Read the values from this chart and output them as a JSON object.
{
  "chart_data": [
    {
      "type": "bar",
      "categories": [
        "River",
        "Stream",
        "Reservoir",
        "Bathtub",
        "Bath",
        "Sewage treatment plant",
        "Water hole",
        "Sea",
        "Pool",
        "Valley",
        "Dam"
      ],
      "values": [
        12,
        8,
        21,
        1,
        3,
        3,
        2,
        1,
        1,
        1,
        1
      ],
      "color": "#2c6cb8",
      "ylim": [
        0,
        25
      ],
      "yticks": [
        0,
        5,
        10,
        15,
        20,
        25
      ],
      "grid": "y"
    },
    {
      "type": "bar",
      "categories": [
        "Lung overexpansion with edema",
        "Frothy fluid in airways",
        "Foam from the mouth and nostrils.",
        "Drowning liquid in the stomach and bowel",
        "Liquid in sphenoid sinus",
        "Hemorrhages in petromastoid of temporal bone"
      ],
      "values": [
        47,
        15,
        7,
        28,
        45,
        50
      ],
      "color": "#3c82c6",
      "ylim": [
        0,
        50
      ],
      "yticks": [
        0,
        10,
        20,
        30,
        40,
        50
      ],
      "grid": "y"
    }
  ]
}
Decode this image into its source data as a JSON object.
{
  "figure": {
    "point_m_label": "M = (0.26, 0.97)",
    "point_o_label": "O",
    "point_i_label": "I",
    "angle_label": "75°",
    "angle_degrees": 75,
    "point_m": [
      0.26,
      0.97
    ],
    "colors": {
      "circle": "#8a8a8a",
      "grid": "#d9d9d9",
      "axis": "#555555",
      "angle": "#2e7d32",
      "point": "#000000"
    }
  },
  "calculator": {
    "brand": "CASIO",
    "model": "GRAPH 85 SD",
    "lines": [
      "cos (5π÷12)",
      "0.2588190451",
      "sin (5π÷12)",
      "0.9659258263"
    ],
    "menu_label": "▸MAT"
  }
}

■ ■ ■ ■

:: DIRECTIONS ::
Take the line in which "Decode this image" occurs and each subsequent line through the end; give these lines again without alteration.

:: WRITTEN SOLUTION ::
Decode this image into its source data as a JSON object.
{
  "figure": {
    "point_m_label": "M = (0.26, 0.97)",
    "point_o_label": "O",
    "point_i_label": "I",
    "angle_label": "75°",
    "angle_degrees": 75,
    "point_m": [
      0.26,
      0.97
    ],
    "colors": {
      "circle": "#8a8a8a",
      "grid": "#d9d9d9",
      "axis": "#555555",
      "angle": "#2e7d32",
      "point": "#000000"
    }
  },
  "calculator": {
    "brand": "CASIO",
    "model": "GRAPH 85 SD",
    "lines": [
      "cos (5π÷12)",
      "0.2588190451",
      "sin (5π÷12)",
      "0.9659258263"
    ],
    "menu_label": "▸MAT"
  }
}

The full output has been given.